> **GOAL**:
How many lines in this material include the string "после"? Answer with the number and nothing further.

> **DATA TO PROCESS**:
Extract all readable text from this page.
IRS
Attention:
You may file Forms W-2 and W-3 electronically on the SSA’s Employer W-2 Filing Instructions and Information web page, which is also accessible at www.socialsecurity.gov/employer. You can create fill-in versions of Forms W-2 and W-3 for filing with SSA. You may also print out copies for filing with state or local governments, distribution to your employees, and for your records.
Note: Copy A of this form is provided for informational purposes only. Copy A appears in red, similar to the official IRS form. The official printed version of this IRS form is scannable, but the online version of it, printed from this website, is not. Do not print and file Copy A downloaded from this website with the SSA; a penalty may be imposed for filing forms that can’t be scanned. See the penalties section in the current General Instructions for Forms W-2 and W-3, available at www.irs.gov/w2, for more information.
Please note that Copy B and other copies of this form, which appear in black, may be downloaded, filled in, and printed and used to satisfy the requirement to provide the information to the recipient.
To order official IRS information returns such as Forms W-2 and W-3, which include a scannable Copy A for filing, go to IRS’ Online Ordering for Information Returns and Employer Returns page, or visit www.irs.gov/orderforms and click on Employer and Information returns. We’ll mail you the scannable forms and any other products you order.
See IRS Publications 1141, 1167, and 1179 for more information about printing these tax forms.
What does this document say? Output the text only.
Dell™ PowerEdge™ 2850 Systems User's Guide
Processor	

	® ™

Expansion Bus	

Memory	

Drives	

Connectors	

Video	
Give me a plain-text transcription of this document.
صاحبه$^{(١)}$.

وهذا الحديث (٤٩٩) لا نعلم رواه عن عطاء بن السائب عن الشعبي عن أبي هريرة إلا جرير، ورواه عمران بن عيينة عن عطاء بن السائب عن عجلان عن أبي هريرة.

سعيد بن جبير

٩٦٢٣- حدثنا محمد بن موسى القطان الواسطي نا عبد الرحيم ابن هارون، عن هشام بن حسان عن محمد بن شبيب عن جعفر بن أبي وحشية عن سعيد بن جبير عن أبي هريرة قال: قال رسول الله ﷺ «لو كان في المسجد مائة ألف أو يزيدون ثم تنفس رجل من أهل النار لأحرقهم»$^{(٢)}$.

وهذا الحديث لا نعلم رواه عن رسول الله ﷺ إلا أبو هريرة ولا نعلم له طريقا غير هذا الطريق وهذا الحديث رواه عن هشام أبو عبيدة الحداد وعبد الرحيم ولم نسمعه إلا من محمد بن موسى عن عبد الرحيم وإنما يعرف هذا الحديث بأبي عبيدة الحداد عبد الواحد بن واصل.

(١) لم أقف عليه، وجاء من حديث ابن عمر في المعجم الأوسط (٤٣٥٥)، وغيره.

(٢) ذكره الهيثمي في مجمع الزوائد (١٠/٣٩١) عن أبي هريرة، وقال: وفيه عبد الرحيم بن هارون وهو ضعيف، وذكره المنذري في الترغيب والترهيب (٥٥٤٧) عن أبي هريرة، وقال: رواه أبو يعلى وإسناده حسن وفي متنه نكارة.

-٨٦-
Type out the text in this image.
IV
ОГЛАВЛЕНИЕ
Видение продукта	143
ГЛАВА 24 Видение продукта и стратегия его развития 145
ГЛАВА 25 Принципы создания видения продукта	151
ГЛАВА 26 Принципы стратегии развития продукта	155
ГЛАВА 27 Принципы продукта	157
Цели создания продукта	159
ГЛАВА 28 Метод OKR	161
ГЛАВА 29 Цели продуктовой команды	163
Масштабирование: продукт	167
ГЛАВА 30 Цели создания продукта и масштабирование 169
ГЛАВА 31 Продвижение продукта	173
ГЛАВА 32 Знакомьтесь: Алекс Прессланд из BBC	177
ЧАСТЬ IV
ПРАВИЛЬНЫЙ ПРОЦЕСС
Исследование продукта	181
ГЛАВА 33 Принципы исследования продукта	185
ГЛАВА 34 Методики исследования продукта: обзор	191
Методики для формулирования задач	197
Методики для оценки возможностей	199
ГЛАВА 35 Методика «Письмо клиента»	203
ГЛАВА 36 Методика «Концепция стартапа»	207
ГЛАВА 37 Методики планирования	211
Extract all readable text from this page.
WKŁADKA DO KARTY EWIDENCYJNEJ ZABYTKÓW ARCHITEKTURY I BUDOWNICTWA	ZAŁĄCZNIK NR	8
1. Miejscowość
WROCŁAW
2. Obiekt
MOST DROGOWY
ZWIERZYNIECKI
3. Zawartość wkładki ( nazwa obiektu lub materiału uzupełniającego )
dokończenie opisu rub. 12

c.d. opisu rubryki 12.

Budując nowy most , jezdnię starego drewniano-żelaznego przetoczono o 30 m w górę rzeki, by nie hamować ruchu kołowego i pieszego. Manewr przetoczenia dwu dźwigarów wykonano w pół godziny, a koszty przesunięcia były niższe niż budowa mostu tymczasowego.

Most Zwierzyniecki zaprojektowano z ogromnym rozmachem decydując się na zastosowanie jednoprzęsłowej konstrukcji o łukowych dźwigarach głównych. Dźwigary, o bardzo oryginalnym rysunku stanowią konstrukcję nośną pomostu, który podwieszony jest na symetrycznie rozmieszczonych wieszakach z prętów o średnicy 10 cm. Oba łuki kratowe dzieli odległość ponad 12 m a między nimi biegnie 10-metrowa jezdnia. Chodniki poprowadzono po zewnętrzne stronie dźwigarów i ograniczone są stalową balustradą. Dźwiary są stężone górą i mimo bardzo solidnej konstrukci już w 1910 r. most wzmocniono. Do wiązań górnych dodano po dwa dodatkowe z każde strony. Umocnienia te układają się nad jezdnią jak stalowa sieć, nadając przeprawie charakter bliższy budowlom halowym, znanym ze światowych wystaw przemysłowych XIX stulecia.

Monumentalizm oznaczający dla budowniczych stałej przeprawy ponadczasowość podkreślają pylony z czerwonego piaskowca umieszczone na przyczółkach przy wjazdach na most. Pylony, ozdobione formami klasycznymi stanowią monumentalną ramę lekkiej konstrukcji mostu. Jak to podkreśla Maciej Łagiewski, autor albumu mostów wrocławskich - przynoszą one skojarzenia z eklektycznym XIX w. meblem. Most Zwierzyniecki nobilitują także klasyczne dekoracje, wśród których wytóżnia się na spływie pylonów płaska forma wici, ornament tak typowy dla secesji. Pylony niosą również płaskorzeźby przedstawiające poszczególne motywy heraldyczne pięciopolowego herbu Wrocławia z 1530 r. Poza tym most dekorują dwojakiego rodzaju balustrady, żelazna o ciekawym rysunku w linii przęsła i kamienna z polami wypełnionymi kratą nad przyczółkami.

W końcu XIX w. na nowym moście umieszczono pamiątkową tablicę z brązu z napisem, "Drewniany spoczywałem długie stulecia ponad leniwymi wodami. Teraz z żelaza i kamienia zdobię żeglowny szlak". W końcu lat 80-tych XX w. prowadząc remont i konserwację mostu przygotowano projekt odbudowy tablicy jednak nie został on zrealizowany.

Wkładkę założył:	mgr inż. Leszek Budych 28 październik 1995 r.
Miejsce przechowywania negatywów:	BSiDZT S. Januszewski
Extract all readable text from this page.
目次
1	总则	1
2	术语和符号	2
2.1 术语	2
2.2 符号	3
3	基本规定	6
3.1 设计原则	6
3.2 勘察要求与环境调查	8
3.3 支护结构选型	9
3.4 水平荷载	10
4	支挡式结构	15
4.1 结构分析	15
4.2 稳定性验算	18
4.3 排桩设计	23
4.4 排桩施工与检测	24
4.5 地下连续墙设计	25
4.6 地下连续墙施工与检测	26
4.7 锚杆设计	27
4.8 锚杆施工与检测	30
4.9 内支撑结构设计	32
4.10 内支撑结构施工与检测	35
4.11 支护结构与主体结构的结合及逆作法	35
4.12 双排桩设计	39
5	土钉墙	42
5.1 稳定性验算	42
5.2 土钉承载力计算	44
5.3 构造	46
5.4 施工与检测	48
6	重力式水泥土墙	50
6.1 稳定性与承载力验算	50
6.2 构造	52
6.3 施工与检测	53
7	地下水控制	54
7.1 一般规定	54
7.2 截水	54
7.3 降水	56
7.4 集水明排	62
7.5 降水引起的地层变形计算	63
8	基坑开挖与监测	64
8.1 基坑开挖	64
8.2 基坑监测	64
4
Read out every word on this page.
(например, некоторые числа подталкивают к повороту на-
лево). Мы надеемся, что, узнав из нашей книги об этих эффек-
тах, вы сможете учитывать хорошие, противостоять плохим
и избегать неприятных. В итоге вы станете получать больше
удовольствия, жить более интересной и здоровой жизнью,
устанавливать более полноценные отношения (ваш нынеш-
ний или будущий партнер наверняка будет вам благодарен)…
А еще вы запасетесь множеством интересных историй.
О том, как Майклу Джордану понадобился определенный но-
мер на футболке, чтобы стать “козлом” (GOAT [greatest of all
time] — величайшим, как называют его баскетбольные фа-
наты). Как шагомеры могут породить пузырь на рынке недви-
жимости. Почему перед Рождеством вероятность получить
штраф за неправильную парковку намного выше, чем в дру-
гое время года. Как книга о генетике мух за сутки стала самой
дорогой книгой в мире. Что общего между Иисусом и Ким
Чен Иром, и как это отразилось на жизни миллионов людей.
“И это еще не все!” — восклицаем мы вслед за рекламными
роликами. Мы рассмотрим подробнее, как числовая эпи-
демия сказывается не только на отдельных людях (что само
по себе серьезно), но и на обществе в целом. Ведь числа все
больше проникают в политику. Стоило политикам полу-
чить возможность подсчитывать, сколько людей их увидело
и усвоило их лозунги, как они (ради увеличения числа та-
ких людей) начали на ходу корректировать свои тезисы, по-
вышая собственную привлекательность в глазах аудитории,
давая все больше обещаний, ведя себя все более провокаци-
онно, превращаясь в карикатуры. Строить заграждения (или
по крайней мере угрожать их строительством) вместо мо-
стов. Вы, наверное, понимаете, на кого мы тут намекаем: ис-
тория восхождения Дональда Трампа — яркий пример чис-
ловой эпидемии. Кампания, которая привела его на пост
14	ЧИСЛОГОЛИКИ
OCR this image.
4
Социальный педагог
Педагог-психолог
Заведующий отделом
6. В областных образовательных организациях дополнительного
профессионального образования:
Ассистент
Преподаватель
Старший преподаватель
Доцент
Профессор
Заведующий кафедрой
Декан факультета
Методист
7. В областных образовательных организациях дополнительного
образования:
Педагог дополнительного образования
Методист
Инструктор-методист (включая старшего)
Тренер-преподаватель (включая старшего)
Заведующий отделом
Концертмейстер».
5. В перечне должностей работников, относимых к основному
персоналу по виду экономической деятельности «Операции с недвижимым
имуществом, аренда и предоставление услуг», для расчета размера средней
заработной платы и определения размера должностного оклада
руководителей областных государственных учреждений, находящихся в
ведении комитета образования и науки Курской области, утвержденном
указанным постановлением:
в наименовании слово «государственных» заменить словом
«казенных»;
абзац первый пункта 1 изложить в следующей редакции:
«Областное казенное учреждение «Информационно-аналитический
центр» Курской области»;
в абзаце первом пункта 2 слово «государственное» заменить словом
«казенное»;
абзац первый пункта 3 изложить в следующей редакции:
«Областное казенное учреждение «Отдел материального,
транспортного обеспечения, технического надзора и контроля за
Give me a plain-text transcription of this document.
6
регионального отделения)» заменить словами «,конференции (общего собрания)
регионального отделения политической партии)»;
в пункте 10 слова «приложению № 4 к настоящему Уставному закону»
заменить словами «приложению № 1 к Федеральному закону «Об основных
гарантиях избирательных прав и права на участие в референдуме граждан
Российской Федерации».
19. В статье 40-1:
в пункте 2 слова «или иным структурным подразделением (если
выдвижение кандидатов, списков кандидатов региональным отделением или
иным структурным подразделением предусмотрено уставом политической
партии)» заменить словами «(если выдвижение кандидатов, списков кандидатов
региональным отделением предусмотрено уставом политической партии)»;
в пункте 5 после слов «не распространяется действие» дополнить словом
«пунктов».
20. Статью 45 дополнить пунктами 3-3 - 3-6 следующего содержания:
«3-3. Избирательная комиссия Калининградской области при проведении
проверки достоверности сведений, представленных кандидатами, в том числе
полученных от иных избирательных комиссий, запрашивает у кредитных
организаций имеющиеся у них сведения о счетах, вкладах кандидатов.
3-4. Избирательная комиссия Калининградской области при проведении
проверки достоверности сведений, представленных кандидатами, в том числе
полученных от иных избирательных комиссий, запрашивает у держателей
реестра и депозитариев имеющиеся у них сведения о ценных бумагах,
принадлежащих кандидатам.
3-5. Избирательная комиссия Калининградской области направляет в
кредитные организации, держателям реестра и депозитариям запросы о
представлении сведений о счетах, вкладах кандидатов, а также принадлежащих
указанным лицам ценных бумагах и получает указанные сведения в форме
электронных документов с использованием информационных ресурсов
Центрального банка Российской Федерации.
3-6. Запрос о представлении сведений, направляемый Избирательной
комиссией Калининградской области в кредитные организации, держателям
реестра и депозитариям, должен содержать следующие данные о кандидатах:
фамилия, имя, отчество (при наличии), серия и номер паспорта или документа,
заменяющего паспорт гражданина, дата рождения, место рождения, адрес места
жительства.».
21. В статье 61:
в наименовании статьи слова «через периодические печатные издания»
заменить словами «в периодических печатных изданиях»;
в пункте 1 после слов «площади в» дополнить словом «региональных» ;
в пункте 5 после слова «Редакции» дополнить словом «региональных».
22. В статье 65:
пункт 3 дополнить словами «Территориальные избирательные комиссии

> **EXERCISE OUTPUT**:
3